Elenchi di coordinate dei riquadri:
---------------
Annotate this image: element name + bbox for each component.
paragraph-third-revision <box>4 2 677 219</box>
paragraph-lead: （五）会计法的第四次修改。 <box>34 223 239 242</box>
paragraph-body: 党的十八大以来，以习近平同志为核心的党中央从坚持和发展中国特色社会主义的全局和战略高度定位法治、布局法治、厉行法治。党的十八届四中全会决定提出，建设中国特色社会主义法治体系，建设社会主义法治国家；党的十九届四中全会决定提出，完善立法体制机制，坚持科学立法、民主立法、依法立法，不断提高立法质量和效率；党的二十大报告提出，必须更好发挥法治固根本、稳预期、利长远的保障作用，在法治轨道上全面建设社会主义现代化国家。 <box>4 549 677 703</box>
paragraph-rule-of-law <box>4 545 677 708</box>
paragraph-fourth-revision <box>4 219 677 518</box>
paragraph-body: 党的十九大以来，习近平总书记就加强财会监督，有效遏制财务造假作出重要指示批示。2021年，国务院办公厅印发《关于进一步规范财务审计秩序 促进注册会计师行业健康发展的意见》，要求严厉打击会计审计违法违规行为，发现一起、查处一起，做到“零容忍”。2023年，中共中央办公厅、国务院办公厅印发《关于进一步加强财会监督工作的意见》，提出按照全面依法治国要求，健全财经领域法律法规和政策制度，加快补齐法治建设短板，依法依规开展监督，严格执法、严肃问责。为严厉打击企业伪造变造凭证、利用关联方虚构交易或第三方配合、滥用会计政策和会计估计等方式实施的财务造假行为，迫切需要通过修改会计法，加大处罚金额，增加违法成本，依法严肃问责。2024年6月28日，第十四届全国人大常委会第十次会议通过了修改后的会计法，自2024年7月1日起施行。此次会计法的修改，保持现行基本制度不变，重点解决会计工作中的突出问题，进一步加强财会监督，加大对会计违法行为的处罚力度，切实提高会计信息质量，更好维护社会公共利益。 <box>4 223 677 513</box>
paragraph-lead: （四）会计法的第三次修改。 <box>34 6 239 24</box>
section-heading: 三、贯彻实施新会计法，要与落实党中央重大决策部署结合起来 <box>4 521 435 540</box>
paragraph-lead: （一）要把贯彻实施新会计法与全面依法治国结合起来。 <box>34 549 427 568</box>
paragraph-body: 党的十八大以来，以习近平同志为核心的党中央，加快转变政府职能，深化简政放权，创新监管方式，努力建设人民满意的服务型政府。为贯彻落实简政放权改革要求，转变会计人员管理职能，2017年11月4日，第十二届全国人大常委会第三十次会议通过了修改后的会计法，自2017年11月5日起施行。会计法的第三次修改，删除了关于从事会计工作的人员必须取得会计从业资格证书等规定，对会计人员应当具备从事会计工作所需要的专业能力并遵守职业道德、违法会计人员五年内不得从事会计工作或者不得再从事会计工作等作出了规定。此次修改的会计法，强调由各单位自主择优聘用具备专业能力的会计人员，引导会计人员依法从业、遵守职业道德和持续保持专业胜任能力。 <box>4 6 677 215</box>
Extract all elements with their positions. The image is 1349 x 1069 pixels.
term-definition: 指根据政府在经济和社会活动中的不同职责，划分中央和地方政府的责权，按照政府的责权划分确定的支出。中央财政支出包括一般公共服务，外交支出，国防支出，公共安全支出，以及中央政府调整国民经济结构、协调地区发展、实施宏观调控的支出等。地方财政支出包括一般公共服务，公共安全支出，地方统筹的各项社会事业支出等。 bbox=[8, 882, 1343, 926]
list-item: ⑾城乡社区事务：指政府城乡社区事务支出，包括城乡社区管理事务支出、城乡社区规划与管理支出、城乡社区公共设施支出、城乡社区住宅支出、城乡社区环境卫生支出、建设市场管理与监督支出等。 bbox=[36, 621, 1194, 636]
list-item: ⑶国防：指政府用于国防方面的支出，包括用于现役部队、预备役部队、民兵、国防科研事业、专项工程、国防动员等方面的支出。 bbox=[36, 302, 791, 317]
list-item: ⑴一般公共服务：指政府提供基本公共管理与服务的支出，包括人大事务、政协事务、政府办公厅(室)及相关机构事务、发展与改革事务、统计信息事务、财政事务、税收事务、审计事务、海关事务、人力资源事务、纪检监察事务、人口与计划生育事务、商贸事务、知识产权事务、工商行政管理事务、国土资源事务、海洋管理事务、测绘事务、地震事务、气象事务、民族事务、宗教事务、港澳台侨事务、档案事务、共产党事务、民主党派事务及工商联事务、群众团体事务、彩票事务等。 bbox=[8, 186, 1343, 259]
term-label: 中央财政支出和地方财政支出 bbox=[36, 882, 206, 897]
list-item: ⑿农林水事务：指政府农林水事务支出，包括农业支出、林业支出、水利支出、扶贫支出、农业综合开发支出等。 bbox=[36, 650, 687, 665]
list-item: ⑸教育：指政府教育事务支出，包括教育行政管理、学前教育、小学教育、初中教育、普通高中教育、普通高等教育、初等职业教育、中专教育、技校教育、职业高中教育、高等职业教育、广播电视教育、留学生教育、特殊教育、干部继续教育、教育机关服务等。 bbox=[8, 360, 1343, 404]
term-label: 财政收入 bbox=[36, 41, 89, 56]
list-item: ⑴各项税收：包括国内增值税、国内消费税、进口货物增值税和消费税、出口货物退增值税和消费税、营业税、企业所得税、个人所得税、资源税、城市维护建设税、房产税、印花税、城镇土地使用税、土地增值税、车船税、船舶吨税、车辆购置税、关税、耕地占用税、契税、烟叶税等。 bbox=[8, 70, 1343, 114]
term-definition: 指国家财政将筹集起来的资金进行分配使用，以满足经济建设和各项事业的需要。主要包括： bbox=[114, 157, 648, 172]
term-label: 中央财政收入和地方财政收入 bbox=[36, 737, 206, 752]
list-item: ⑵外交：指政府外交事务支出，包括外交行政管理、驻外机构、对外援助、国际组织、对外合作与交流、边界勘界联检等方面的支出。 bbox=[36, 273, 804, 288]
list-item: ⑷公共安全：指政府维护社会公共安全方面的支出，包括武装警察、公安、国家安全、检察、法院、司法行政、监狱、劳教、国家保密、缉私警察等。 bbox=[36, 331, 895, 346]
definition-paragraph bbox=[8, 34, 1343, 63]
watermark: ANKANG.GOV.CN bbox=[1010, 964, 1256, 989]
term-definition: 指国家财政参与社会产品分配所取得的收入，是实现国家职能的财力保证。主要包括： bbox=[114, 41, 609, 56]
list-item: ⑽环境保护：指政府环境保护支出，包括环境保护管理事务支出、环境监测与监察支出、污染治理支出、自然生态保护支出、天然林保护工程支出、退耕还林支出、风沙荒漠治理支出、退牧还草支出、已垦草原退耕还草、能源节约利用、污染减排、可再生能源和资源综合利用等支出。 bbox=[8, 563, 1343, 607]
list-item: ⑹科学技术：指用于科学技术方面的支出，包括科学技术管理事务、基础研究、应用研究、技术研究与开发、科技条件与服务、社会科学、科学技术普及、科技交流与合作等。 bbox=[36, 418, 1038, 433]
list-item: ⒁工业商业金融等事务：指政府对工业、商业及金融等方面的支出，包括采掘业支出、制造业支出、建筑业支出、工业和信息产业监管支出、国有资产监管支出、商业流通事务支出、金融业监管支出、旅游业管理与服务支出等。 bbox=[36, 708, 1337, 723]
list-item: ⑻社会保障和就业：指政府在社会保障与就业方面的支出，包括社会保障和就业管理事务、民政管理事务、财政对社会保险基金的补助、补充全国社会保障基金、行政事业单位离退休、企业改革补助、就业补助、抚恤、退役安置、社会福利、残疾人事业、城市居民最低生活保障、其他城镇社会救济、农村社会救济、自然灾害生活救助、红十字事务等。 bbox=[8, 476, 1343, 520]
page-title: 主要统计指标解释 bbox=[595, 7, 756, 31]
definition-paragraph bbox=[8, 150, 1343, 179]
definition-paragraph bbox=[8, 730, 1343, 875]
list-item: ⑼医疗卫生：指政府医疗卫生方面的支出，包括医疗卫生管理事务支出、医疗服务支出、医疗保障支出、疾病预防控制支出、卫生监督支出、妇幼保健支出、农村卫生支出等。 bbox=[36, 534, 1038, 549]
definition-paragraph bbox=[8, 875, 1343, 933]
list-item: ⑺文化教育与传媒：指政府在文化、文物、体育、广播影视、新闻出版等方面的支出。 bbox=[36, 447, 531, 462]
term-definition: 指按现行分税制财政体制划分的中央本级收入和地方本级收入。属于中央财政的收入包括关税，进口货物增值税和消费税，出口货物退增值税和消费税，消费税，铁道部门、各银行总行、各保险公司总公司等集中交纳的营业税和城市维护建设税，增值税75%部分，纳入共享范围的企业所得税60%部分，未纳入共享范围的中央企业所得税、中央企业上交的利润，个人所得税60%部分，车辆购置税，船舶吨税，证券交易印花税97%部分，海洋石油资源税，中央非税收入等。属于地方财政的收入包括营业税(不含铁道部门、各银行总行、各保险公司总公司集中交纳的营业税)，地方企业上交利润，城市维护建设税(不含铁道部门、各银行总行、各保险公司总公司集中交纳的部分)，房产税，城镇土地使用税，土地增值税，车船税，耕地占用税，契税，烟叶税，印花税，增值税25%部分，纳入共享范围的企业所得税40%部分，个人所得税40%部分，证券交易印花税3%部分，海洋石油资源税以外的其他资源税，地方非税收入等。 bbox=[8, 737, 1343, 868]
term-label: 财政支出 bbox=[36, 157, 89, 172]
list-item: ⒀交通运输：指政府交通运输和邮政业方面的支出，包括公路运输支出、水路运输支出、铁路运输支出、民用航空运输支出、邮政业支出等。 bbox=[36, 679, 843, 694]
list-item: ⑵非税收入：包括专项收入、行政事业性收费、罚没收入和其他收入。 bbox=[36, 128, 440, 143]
---------------
Compito scritto: Converti in elenco numerato le righe del materiale dall'inizio fino alla riga che contiene "paragraph-lead: （五）会计法的第四次修改。 <box>34", inclusa. Tralascia le righe vuote.

Il risultato:
1. Annotate this image: element name + bbox for each component.
2. paragraph-third-revision <box>4 2 677 219</box>
3. paragraph-lead: （五）会计法的第四次修改。 <box>34 223 239 242</box>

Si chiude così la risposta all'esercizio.